Given text

>>>

Purpose of the Study:

  • To propose PCovNet, a deep learning framework for presymptomatic COVID-19 detection.
  • To utilize Resting Heart Rate (RHR) data from wearable devices for anomaly detection.
  • To evaluate the feasibility of a wearable-based secondary diagnostic tool for COVID-19.

Main Methods:

  • Developed a Long Short-term Memory Variational Autoencoder (LSTM-VAE) based anomaly detection framework (PCovNet).
  • Trained and evaluated PCovNet on a public dataset of 25 COVID-positive individuals using wearable RHR data.
  • Assessed two configurations of the framework for detecting RHR abnormalities during the infectious period.

Main Results:

  • The second configuration of PCovNet detected aberrant RHR in 100% of subjects during their infectious period.
  • PCovNet successfully identified 80% of subjects during the presymptomatic stage of COVID-19 infection.
  • The framework demonstrated high precision, recall, and F-beta scores in detecting RHR abnormalities.

Conclusions:

  • PCovNet effectively detects COVID-19 infection using RHR data from wearables, even before symptom onset.
  • Wearable devices integrated with deep learning offer a promising secondary tool for early COVID-19 detection.
  • This approach can help mitigate the rapid transmission associated with the presymptomatic phase of COVID-19.

<<<

Data listing
>>>

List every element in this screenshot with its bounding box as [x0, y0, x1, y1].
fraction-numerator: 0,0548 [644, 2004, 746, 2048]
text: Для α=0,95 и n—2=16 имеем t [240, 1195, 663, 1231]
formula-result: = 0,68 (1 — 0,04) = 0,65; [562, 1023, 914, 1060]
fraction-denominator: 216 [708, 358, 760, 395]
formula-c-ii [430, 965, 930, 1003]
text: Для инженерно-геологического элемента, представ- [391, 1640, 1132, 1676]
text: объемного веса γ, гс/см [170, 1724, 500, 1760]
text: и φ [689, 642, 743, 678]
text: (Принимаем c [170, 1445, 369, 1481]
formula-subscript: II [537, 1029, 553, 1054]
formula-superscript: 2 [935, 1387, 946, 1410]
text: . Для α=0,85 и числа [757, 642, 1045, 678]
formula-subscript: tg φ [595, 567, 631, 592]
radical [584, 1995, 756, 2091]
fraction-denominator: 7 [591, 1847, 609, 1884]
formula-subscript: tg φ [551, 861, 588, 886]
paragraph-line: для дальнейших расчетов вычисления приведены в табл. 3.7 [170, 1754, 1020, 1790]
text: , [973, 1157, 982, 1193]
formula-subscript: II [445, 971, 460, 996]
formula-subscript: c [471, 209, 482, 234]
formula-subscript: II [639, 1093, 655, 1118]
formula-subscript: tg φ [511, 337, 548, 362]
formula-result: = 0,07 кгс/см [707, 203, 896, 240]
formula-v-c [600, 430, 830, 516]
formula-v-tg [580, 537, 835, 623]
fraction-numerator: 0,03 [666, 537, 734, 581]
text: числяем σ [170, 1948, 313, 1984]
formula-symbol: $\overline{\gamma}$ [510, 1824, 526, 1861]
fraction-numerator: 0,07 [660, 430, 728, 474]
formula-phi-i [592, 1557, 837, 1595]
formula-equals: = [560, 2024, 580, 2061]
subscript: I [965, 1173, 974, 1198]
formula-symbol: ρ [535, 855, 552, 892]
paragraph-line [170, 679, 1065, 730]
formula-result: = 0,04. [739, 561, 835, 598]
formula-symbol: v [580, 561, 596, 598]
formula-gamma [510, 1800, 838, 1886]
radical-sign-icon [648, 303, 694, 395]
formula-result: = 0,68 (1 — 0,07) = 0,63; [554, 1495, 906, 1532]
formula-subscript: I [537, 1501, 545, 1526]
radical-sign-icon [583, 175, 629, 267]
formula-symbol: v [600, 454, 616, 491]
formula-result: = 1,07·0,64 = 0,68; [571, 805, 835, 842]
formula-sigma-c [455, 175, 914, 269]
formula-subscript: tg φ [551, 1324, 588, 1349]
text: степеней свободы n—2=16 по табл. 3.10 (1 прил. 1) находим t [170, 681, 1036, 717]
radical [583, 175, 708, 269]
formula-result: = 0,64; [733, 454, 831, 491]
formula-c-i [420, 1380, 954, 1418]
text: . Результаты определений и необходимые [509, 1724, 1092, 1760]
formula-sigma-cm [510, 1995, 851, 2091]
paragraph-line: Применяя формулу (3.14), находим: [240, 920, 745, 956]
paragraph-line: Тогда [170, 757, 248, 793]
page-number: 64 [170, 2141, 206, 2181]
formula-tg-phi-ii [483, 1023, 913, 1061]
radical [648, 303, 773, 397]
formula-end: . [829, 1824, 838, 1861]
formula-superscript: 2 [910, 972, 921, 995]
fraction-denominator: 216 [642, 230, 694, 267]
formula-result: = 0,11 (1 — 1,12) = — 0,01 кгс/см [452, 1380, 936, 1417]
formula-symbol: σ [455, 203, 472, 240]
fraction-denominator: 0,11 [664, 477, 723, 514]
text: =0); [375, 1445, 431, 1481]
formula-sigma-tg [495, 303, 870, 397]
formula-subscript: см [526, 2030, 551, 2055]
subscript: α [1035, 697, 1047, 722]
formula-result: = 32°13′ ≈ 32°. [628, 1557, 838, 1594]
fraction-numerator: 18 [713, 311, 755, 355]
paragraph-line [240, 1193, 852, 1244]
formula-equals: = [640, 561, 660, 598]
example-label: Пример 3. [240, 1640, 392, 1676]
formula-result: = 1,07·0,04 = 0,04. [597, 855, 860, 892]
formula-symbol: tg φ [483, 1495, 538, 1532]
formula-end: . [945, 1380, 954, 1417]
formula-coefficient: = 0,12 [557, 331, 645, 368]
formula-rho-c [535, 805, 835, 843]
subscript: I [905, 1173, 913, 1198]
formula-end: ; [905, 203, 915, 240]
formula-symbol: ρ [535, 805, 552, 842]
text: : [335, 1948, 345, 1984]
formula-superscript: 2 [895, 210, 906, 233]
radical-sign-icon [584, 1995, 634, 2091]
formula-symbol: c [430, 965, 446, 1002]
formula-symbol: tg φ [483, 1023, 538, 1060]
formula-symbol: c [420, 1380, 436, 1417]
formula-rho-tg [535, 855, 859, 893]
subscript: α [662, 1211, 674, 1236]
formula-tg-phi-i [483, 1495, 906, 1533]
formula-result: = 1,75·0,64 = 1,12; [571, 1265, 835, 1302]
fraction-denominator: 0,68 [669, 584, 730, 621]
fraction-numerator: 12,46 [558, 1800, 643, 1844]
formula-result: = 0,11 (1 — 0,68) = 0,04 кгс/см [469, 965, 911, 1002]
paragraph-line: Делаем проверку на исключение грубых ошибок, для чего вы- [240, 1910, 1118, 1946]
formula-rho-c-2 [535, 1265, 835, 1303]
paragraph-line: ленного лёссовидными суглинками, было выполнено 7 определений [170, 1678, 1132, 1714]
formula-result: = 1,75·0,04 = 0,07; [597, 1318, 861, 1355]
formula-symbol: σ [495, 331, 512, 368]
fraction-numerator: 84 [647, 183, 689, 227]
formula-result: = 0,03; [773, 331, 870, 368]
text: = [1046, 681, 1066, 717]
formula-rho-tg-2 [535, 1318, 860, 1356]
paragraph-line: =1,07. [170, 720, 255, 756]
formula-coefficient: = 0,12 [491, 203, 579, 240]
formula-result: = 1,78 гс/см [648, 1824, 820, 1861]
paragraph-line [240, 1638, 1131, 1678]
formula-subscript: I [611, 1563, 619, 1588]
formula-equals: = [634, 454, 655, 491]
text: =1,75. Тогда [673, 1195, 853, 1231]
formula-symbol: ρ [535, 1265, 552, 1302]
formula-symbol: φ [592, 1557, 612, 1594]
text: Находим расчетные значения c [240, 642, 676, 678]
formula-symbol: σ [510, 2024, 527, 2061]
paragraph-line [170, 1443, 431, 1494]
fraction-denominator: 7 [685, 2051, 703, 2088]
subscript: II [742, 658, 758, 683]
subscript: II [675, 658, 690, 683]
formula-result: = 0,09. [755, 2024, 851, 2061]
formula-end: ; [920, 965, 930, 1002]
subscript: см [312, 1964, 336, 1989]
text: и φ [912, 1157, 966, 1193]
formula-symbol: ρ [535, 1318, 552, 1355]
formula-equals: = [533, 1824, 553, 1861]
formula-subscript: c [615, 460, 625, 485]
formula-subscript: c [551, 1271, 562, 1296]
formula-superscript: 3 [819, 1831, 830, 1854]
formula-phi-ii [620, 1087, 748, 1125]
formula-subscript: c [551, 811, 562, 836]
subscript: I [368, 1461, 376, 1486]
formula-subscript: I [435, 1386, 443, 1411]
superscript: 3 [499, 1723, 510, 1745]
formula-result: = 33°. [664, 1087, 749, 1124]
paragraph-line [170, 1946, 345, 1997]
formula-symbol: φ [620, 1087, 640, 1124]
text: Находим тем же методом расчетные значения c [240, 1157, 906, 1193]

<<<

Task item
Please answer these questions using the PCovNet summary:
1. How many COVID-positive individuals were in the public dataset used to train and evaluate PCovNet?
2. What percentage of subjects did PCovNet identify during the presymptomatic stage of infection?
3. What type of data from wearable devices does the framework use for anomaly detection?

Completed task
1. 25
2. 80%
3. Resting Heart Rate (RHR) data